* [Exercise data]:
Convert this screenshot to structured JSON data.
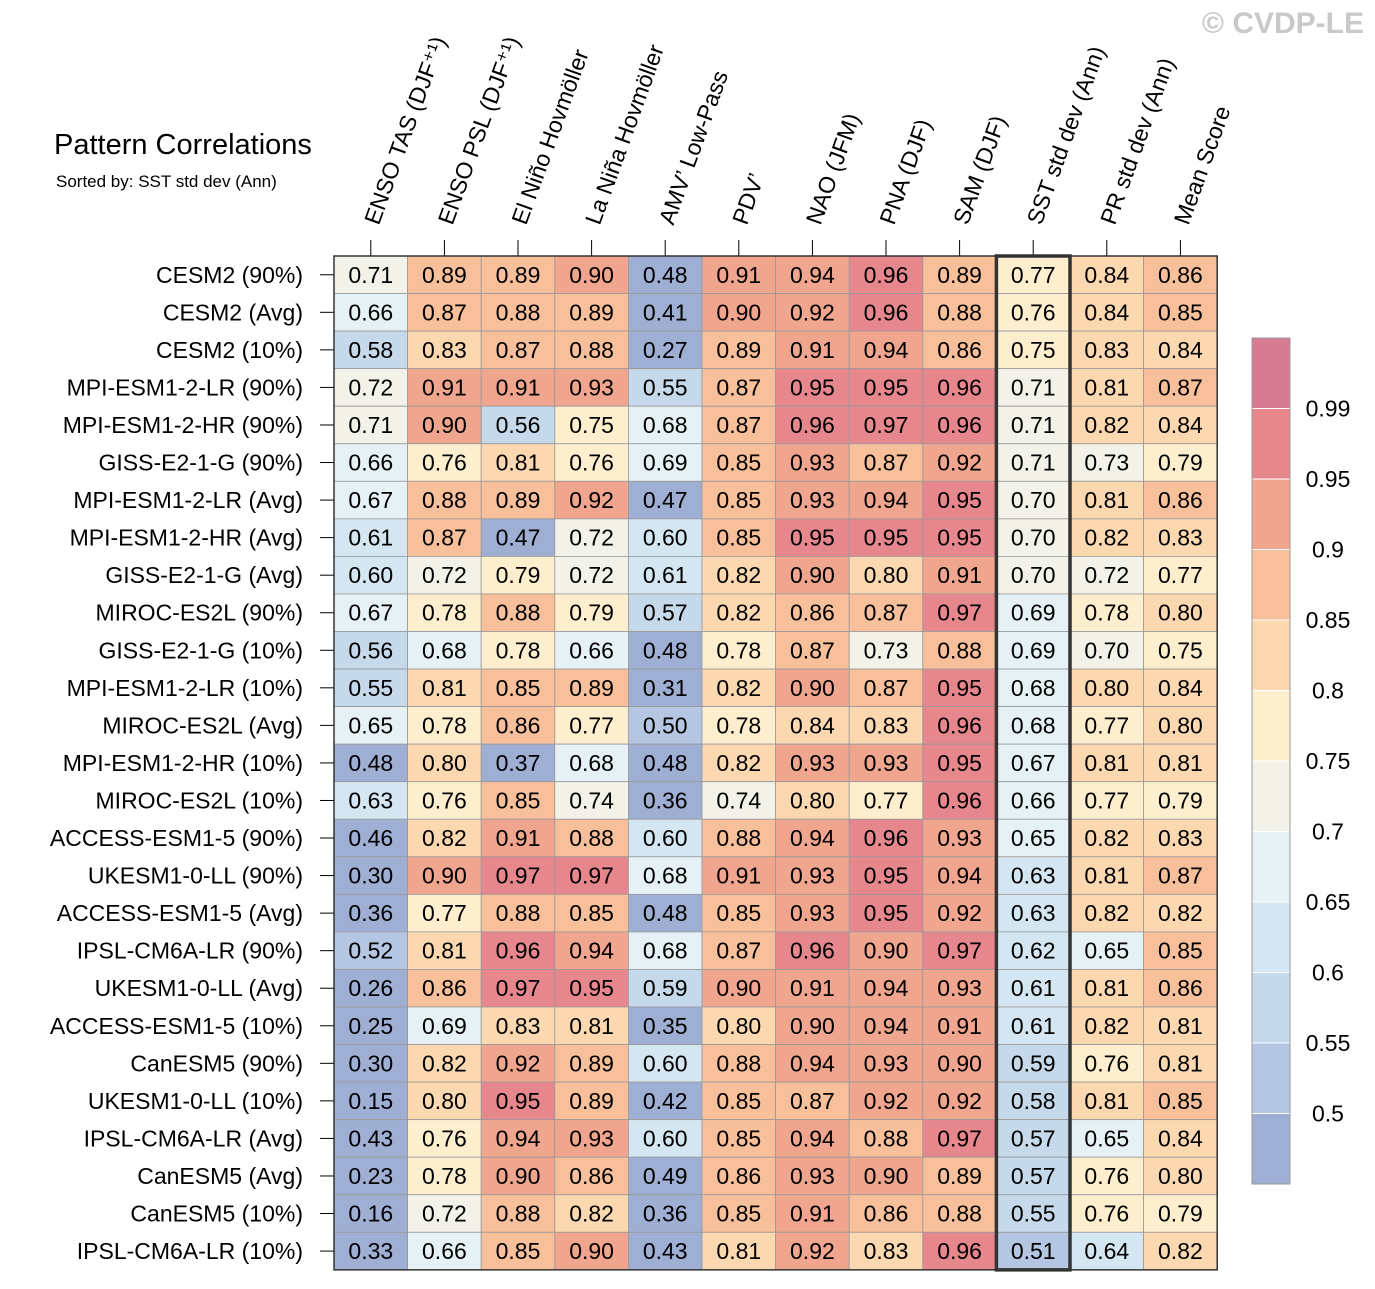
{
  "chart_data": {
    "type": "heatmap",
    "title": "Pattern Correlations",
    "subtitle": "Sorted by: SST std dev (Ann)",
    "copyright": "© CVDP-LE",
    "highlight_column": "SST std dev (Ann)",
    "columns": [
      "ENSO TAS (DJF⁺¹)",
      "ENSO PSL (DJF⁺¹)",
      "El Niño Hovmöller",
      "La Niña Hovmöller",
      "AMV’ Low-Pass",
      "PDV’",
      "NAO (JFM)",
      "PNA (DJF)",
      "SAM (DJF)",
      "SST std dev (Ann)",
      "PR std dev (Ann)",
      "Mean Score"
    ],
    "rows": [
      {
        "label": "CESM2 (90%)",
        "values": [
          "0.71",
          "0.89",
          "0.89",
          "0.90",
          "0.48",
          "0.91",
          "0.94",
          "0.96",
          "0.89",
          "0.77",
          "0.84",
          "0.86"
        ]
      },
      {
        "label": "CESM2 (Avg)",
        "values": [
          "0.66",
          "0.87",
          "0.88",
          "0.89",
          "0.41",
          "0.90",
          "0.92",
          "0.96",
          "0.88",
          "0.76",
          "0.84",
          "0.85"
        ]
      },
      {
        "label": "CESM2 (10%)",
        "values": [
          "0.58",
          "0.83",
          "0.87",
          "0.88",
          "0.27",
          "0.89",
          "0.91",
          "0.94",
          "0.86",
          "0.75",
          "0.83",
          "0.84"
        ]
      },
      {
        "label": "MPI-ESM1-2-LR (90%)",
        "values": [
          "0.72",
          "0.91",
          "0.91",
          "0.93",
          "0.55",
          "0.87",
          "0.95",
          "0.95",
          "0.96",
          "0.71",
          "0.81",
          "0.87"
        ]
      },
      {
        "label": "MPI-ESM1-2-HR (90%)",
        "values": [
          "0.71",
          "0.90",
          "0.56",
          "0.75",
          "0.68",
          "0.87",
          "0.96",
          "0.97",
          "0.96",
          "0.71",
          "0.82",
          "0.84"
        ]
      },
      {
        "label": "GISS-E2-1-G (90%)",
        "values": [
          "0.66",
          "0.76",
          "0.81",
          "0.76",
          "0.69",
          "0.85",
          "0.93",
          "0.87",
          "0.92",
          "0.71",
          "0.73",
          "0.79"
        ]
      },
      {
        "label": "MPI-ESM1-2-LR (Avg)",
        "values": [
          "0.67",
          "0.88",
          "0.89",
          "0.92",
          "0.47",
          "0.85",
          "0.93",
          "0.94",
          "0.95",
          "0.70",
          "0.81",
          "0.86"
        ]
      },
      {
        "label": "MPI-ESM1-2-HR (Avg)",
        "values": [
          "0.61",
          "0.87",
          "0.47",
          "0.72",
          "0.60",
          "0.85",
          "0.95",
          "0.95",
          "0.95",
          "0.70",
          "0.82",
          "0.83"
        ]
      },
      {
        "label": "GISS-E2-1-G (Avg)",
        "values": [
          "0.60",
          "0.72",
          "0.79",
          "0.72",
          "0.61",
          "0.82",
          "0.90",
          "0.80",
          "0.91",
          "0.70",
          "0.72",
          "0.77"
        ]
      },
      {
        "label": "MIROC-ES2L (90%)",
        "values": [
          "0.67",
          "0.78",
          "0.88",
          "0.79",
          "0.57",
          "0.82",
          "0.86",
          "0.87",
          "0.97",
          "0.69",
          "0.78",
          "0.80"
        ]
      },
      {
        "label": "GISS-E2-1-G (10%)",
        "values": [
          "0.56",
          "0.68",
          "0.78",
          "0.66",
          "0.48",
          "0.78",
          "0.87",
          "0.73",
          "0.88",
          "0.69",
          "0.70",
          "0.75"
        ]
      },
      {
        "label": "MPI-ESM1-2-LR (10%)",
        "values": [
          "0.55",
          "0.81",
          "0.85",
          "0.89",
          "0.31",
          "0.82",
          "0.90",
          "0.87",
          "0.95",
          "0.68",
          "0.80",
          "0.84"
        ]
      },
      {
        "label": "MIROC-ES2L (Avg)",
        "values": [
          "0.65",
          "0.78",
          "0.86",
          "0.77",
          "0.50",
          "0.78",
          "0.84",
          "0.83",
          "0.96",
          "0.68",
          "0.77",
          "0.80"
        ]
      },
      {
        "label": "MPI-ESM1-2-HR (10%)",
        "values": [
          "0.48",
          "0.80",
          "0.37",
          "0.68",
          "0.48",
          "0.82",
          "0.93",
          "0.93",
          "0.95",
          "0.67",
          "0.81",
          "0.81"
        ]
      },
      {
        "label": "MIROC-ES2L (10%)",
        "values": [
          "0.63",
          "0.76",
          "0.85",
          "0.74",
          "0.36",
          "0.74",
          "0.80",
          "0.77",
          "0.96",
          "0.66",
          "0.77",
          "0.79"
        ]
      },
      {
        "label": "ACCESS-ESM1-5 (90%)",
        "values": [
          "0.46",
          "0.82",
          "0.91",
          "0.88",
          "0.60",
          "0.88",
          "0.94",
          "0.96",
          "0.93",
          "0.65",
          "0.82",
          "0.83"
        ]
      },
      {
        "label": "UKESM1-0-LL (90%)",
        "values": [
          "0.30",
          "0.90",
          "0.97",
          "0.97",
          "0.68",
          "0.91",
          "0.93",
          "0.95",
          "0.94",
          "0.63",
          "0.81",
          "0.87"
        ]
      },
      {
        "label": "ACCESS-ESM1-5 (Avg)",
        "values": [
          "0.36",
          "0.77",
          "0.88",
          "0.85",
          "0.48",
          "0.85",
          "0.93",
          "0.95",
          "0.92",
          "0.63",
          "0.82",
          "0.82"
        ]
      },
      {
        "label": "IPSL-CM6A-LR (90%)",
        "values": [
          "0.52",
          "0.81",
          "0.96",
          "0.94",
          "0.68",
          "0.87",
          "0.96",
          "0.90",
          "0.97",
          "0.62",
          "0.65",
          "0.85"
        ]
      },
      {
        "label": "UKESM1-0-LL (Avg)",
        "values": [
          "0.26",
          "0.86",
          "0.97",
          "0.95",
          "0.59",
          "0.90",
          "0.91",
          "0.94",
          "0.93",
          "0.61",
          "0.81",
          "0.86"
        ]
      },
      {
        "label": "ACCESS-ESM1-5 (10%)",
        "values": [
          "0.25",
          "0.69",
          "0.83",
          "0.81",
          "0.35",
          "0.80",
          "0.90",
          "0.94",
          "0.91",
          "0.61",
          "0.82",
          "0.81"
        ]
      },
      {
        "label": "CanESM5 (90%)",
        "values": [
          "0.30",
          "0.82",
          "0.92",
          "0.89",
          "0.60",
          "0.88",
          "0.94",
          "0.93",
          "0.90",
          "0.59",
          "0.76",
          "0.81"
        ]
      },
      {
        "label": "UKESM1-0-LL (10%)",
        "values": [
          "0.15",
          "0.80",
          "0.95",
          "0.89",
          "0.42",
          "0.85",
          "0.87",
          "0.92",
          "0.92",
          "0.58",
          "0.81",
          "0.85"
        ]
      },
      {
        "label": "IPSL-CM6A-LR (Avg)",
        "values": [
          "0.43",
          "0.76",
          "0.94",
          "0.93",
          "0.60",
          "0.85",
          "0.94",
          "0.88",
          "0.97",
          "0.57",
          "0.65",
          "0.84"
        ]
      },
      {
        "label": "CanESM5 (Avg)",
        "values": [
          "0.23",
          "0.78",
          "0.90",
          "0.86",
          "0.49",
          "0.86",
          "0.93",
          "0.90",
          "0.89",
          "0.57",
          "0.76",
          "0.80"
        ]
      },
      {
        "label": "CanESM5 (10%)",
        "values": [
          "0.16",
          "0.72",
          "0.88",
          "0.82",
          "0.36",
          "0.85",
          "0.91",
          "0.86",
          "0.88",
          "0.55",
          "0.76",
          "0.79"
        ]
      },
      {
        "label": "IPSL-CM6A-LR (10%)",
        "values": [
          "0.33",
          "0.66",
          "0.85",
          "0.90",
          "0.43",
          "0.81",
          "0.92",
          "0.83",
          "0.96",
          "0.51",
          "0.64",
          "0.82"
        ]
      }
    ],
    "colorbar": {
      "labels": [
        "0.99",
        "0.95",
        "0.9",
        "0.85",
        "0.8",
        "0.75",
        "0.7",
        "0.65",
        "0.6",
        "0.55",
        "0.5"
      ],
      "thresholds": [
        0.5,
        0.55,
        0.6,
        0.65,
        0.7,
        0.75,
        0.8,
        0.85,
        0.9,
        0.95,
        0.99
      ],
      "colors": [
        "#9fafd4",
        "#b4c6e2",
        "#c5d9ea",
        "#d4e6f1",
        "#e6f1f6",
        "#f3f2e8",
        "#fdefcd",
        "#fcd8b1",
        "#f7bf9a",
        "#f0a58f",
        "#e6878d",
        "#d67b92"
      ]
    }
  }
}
...
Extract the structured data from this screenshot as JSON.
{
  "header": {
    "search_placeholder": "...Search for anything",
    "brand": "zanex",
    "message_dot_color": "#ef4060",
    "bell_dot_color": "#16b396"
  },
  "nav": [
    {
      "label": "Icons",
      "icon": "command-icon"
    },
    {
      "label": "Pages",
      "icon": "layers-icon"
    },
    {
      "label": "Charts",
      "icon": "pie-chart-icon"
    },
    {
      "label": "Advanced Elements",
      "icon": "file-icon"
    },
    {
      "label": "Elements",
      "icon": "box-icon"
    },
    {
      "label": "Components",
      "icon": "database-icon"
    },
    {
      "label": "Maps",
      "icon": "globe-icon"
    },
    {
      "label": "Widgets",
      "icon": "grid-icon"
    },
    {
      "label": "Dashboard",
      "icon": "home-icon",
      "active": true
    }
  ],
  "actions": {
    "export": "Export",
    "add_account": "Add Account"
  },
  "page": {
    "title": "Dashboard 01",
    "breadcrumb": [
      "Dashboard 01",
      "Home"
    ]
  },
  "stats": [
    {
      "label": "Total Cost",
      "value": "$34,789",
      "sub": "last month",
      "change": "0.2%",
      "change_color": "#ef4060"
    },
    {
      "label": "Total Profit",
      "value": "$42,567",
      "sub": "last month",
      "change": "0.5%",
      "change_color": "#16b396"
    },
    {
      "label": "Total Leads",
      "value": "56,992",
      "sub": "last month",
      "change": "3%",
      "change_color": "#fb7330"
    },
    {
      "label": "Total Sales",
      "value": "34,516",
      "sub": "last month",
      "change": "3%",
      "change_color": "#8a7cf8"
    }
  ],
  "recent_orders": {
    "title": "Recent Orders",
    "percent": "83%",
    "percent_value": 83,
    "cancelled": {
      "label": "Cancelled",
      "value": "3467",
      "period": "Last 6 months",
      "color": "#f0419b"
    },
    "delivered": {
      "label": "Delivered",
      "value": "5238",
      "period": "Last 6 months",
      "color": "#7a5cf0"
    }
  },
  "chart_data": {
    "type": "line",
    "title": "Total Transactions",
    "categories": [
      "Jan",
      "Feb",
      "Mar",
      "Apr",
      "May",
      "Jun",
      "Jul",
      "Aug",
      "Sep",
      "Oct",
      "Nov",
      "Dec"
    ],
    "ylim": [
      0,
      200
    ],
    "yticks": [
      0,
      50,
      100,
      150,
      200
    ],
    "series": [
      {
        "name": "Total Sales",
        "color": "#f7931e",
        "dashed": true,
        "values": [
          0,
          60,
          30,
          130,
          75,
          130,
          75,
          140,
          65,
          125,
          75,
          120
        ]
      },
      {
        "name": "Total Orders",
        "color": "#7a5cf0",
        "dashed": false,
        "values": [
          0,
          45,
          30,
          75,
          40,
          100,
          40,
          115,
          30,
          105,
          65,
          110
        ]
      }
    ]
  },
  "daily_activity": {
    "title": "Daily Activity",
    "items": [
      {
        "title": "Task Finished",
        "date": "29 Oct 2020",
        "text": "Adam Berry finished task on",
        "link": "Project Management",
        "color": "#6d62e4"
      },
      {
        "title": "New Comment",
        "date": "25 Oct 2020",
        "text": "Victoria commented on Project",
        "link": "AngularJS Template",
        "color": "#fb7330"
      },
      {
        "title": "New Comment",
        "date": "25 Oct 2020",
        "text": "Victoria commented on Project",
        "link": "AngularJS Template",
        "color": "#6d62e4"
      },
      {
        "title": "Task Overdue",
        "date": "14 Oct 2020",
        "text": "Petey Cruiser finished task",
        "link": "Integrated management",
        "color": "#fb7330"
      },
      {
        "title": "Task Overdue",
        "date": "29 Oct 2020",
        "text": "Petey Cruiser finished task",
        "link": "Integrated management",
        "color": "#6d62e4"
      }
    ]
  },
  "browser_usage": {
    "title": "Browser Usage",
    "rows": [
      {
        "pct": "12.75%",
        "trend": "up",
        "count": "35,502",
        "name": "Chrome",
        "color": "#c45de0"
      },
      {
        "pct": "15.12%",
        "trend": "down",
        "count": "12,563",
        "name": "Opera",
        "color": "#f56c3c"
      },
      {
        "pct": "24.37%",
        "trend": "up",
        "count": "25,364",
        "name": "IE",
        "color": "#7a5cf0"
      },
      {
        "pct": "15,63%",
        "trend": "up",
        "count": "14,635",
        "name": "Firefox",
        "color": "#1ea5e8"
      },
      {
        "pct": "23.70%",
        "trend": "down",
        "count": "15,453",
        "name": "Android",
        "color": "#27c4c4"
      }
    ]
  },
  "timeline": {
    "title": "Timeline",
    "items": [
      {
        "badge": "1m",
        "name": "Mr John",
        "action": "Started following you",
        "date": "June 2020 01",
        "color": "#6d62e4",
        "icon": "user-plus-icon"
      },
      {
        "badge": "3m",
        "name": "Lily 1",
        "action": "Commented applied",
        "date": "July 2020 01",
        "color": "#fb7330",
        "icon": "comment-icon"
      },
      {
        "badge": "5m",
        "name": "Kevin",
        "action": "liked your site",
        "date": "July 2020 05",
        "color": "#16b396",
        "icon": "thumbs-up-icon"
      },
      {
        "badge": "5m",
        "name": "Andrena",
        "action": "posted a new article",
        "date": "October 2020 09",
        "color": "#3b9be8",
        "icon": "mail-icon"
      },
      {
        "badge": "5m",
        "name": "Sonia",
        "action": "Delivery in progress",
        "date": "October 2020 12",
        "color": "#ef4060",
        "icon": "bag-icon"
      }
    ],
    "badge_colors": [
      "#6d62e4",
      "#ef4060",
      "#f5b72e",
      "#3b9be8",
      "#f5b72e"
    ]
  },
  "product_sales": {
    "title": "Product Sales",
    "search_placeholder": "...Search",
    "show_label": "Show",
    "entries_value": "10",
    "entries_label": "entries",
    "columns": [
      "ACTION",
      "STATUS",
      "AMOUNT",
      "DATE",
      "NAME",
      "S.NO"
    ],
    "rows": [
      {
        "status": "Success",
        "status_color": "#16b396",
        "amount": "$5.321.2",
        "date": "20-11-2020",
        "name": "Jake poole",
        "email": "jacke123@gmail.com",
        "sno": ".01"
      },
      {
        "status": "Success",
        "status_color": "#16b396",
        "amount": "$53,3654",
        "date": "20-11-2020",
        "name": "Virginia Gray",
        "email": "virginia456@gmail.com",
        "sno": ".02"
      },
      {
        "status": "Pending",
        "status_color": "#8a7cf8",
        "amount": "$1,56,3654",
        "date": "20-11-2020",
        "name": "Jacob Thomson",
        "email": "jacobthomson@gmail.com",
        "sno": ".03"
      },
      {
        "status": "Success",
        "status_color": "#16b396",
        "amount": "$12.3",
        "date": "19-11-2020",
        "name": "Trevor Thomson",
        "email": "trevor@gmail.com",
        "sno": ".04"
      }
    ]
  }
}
--
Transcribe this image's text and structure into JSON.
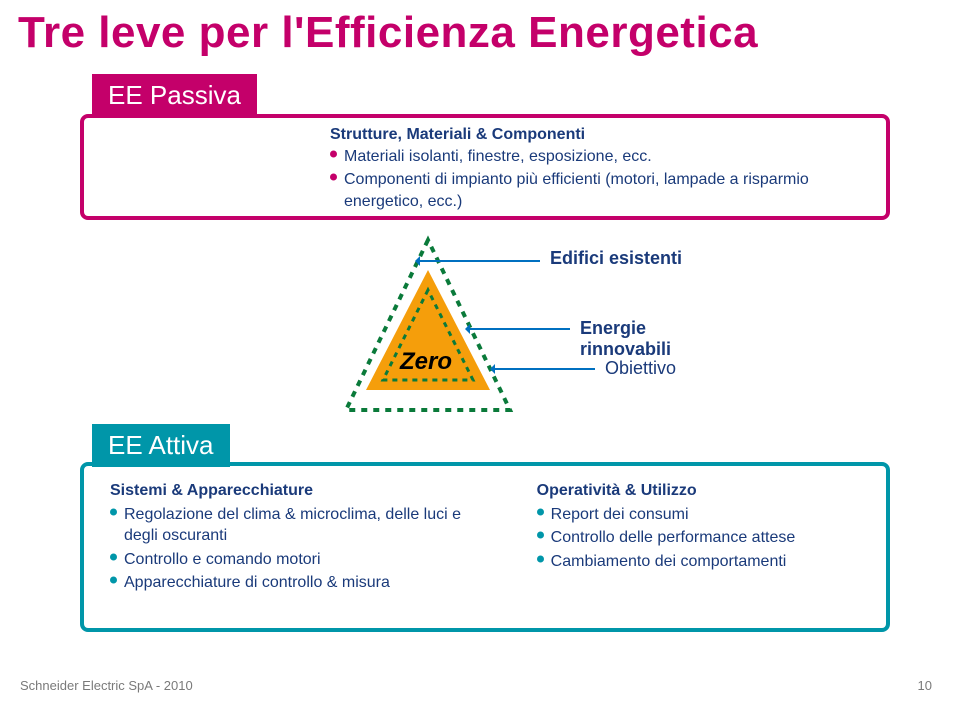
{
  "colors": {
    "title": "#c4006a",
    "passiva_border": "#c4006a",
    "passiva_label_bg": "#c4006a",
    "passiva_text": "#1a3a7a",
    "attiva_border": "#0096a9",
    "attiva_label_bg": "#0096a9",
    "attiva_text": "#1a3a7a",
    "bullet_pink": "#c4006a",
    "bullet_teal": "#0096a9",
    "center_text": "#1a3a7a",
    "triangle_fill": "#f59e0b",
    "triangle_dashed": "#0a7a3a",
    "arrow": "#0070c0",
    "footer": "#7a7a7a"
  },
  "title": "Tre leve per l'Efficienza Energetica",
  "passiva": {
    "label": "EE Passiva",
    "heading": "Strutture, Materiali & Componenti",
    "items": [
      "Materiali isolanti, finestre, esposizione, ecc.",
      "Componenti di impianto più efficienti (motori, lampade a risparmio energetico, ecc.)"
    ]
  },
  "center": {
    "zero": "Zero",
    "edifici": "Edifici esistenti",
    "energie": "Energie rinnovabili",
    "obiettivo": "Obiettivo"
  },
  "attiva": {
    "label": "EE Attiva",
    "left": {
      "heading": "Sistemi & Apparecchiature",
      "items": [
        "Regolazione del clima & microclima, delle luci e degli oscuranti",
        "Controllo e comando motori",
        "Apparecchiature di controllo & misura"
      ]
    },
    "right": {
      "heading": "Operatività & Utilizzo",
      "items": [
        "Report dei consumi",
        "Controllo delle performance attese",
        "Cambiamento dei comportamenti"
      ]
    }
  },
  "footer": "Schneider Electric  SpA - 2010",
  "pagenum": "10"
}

* [Problem statement]: Find all the lines containing "JSON" in the material, then copy them.

* [The reply]:
Convert this screenshot to structured JSON data.
Extract the structured data from this screenshot as JSON.
Transcribe this image's text and structure into JSON.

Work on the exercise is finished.